## Items
◆ ◆ ◆ ◆

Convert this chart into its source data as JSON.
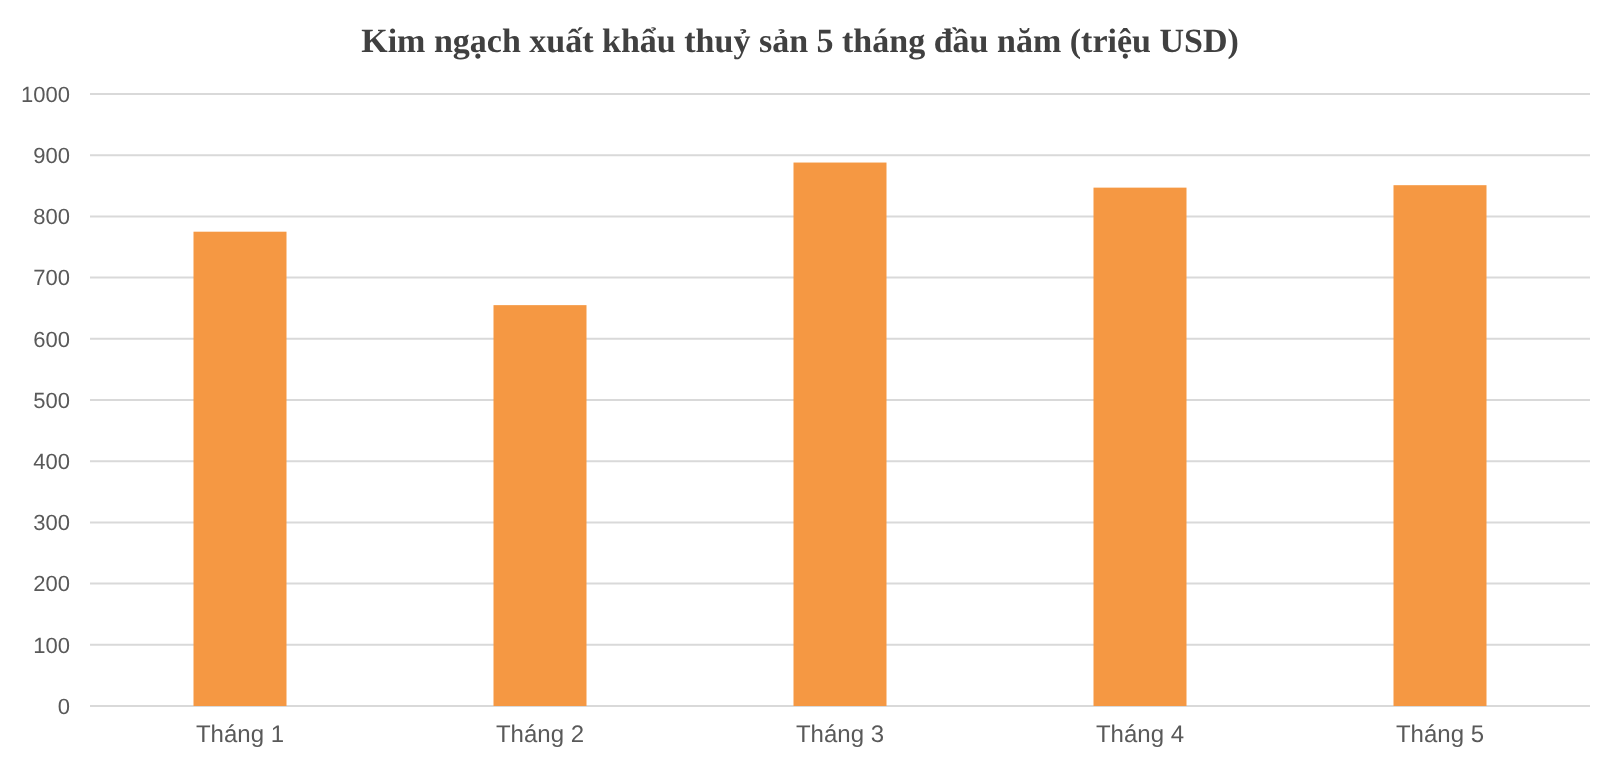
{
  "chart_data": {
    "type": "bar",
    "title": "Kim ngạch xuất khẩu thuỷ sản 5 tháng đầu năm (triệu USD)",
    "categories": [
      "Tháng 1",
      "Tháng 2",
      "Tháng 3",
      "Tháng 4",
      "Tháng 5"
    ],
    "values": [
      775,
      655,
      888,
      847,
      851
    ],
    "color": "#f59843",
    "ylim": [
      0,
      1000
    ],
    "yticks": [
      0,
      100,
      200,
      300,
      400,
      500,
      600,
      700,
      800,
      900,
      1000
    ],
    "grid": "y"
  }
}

◆ ◆ ◆ ◆

## Task prompt
Without the pictures, retype the whole of the material above exactly.

## Answer to the task
Convert this chart into its source data as JSON.
{
  "chart_data": {
    "type": "bar",
    "title": "Kim ngạch xuất khẩu thuỷ sản 5 tháng đầu năm (triệu USD)",
    "categories": [
      "Tháng 1",
      "Tháng 2",
      "Tháng 3",
      "Tháng 4",
      "Tháng 5"
    ],
    "values": [
      775,
      655,
      888,
      847,
      851
    ],
    "color": "#f59843",
    "ylim": [
      0,
      1000
    ],
    "yticks": [
      0,
      100,
      200,
      300,
      400,
      500,
      600,
      700,
      800,
      900,
      1000
    ],
    "grid": "y"
  }
}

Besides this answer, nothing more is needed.